Exactly reproduce the lines that follow.
:: ITEMS ::
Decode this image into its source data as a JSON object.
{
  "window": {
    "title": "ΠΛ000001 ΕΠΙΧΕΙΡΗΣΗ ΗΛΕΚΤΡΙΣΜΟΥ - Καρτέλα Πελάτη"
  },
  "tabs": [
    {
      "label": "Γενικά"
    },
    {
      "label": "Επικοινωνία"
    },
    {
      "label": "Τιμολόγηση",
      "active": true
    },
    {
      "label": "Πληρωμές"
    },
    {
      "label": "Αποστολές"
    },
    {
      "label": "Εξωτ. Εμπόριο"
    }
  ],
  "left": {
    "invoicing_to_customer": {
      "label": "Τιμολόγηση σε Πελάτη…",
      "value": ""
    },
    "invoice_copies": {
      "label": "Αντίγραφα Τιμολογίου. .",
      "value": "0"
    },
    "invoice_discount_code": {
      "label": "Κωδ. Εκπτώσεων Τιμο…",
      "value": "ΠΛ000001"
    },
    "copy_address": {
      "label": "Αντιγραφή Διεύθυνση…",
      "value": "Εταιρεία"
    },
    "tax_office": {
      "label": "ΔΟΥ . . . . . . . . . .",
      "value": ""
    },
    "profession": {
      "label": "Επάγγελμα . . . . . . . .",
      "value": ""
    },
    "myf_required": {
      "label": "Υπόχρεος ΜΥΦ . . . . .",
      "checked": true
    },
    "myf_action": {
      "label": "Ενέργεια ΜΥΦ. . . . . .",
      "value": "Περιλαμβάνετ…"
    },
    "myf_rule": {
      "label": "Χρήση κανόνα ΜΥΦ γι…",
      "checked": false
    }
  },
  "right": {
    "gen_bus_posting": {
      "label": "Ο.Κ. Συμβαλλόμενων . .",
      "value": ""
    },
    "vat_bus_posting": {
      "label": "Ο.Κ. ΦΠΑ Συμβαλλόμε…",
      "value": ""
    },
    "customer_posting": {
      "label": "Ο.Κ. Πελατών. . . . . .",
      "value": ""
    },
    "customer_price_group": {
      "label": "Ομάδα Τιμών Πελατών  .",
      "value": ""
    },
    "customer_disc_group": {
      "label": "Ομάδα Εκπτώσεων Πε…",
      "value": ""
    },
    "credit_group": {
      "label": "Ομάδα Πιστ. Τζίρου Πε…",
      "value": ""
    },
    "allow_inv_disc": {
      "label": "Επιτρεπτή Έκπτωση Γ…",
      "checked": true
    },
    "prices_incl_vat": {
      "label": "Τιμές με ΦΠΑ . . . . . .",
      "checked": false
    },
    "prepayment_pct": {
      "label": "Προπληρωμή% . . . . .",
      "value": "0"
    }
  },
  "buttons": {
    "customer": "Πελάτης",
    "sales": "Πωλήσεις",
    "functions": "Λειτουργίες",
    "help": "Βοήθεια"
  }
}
:::
EXERCISE SOLUTION:
Decode this image into its source data as a JSON object.
{
  "window": {
    "title": "ΠΛ000001 ΕΠΙΧΕΙΡΗΣΗ ΗΛΕΚΤΡΙΣΜΟΥ - Καρτέλα Πελάτη"
  },
  "tabs": [
    {
      "label": "Γενικά"
    },
    {
      "label": "Επικοινωνία"
    },
    {
      "label": "Τιμολόγηση",
      "active": true
    },
    {
      "label": "Πληρωμές"
    },
    {
      "label": "Αποστολές"
    },
    {
      "label": "Εξωτ. Εμπόριο"
    }
  ],
  "left": {
    "invoicing_to_customer": {
      "label": "Τιμολόγηση σε Πελάτη…",
      "value": ""
    },
    "invoice_copies": {
      "label": "Αντίγραφα Τιμολογίου. .",
      "value": "0"
    },
    "invoice_discount_code": {
      "label": "Κωδ. Εκπτώσεων Τιμο…",
      "value": "ΠΛ000001"
    },
    "copy_address": {
      "label": "Αντιγραφή Διεύθυνση…",
      "value": "Εταιρεία"
    },
    "tax_office": {
      "label": "ΔΟΥ . . . . . . . . . .",
      "value": ""
    },
    "profession": {
      "label": "Επάγγελμα . . . . . . . .",
      "value": ""
    },
    "myf_required": {
      "label": "Υπόχρεος ΜΥΦ . . . . .",
      "checked": true
    },
    "myf_action": {
      "label": "Ενέργεια ΜΥΦ. . . . . .",
      "value": "Περιλαμβάνετ…"
    },
    "myf_rule": {
      "label": "Χρήση κανόνα ΜΥΦ γι…",
      "checked": false
    }
  },
  "right": {
    "gen_bus_posting": {
      "label": "Ο.Κ. Συμβαλλόμενων . .",
      "value": ""
    },
    "vat_bus_posting": {
      "label": "Ο.Κ. ΦΠΑ Συμβαλλόμε…",
      "value": ""
    },
    "customer_posting": {
      "label": "Ο.Κ. Πελατών. . . . . .",
      "value": ""
    },
    "customer_price_group": {
      "label": "Ομάδα Τιμών Πελατών  .",
      "value": ""
    },
    "customer_disc_group": {
      "label": "Ομάδα Εκπτώσεων Πε…",
      "value": ""
    },
    "credit_group": {
      "label": "Ομάδα Πιστ. Τζίρου Πε…",
      "value": ""
    },
    "allow_inv_disc": {
      "label": "Επιτρεπτή Έκπτωση Γ…",
      "checked": true
    },
    "prices_incl_vat": {
      "label": "Τιμές με ΦΠΑ . . . . . .",
      "checked": false
    },
    "prepayment_pct": {
      "label": "Προπληρωμή% . . . . .",
      "value": "0"
    }
  },
  "buttons": {
    "customer": "Πελάτης",
    "sales": "Πωλήσεις",
    "functions": "Λειτουργίες",
    "help": "Βοήθεια"
  }
}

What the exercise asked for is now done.